- Extract provided

__________

Chambers et al. (2004), using TMS, showed that the right angular gyrus is involved in reorienting attention during two discrete temporal periods: early (90–120 ms) and late (210–240 ms) after target onset. Since our IPS electrode 34 was located right over the sulcus, it might reflect responses originating in both banks of the IPS. If the origin of the response is on the ventral bank of IPS (i.e., the angular gyrus), then the early IPS onset that we measured might be functionally related to the early period of attention orientation in Chambers et al.’s study, since the measured ERP waveform at the IPS indeed onsets at 59 ms but unfolds between 60 and 100 ms approximately, commensurate with Chambers et al.’s early period.

Neuroanatomical origin of the early parietal response

How does visual stimulation reach the early IPS source so early? One possibility is that the IPS response is driven by direct projections from sub-cortical structures, bypassing V1. These V1-bypassing pathways are widely discussed in the context of ‘blindsight’ - a neuropsychological condition in which, despite damage to primary visual cortex, some visual abilities are preserved (Weiskrantz et al., 1974; Barbur et al., 1993). The sub-cortical structures projecting directly to extra-striate cortex can be either the thalamic lateral geniculate nucleus (LGN), or pulvinar nucleus (PN), reviewed recently by (Zeki, 2016). The other possibility is that very early responses in V1 are relayed directly to the IPS via feed-forward connections. Because we based our calculations on stimulus-locked averages, and the stimulus onset time was non-predictable, it is not probable that top-down connections drive this response directly (although top-down connections might alter sustained excitability and hence encourage earlier onsets). Next, we discuss these putative sources.

The LGN receives most of its input directly from parvo and magnocellular ganglion cells of the retina, although some inputs also pass via the superior colliculus (SC) (for a review, see Leopold, 2012). Projections from LGN to cortical areas other than V1 were demonstrated directly in the monkey. For example, Sincich et al. (2004) found a direct projection from LGN to area MT/V5 in the macaque using retrograde tracing. Others reported visually driven fMRI activation in several extastriate areas in V1-lesioned macaques, including V2,V3,V4, V5/MT, and lateral intraparietal area (LIP) (Schmid et al., 2010). fMRI activation in all these sites, as well as behavioral detection of the visual target, was suppressed following reversible inactivation of the LGN. This provides a strong support for LGN being the source of the residual activation, although it does not determine whether the LGN was the direct source for any of the activated loci, nor it determines the latencies of the activity in the extrastriate regions. In humans, Bridge et al. (2008) showed evidence for an ipsilateral structural pathway between LGN and area MT / V5 in both blindsight patient and controls, using diffusion-weighted MRI. These findings support the existence of direct pathways from LGN to area MT/V5, other extrastriate regions, and perhaps parietal areas as well, bypassing V1. However, whether this pathway is fast enough to deliver signals into the IPS as early as 60 ms, is unknown. It is suggested that direct projections from LGN to the extrastriate and parietal cortex originate from koniocellular cells located at the intercalated layers of LGN (Hendry & Reid, 2000). Most koniocellular (K) projections are small and have thin axons (Reese & Guillery, 1987), and thus should have slower conduction velocities than the magnocellular projections to V1. This suggests that the koniocellular pathway is an unlikely candidate for explaining the fast parietal response we measured. However, some studies suggest that K cells are very heterogeneous morphologically and physiologically (Schiller & Malpeli, 1977; Hendry & Reid, 2000; Leopold, 2012).

__________

- Parts of the exercise
- A) List the extrastriate areas where the text on the early parietal response says visually driven fMRI activation was reported in V1-lesioned macaques.
- B) Answer these questions from the text on the early parietal response:
(i) During which two time periods after target onset did Chambers et al. (2004) find the right angular gyrus involved in reorienting attention?
(ii) Which two sub-cortical structures can project directly to extra-striate cortex?
(iii) What method did Sincich et al. (2004) use to find a direct projection from LGN to area MT/V5?

(Document structure recognition data)

__________

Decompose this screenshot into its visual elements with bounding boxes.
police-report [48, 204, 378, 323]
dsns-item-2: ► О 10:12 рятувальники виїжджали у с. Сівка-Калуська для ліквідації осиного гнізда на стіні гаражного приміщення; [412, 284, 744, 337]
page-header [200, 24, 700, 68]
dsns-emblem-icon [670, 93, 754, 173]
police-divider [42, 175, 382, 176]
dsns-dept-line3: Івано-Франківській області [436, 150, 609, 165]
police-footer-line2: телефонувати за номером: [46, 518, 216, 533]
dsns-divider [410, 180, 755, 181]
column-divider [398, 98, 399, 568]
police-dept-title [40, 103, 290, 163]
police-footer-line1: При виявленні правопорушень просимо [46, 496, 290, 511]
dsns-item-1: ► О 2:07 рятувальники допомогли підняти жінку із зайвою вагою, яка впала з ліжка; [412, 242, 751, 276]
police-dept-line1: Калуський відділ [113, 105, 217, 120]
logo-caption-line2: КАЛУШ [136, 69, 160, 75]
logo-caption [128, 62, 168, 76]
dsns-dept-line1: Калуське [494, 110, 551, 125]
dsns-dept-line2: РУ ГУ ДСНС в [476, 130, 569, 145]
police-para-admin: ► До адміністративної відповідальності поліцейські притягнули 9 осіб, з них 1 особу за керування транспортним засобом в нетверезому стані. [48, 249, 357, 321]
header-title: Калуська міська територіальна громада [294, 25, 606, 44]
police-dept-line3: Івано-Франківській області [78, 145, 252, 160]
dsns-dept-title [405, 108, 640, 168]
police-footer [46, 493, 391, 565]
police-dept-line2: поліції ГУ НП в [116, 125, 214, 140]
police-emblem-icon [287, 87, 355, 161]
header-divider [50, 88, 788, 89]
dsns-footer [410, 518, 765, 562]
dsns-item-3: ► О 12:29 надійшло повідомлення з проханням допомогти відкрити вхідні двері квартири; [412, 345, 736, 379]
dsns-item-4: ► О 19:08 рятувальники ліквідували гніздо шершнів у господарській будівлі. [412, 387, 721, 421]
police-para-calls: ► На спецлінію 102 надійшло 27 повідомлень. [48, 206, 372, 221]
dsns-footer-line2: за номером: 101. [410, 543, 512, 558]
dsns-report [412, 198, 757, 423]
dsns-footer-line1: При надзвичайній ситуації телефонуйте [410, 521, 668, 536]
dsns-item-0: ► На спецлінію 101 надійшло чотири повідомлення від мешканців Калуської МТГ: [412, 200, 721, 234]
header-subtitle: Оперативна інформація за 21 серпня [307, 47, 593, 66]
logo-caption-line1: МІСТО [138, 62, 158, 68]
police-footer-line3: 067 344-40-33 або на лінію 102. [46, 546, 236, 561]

__________

- Answers to the exercise
- A)
V2
V3
V4
V5/MT
Lateral intraparietal area (LIP)

- B)
(i) Early (90–120 ms) and late (210–240 ms)
(ii) The lateral geniculate nucleus (LGN) and the pulvinar nucleus (PN)
(iii) Retrograde tracing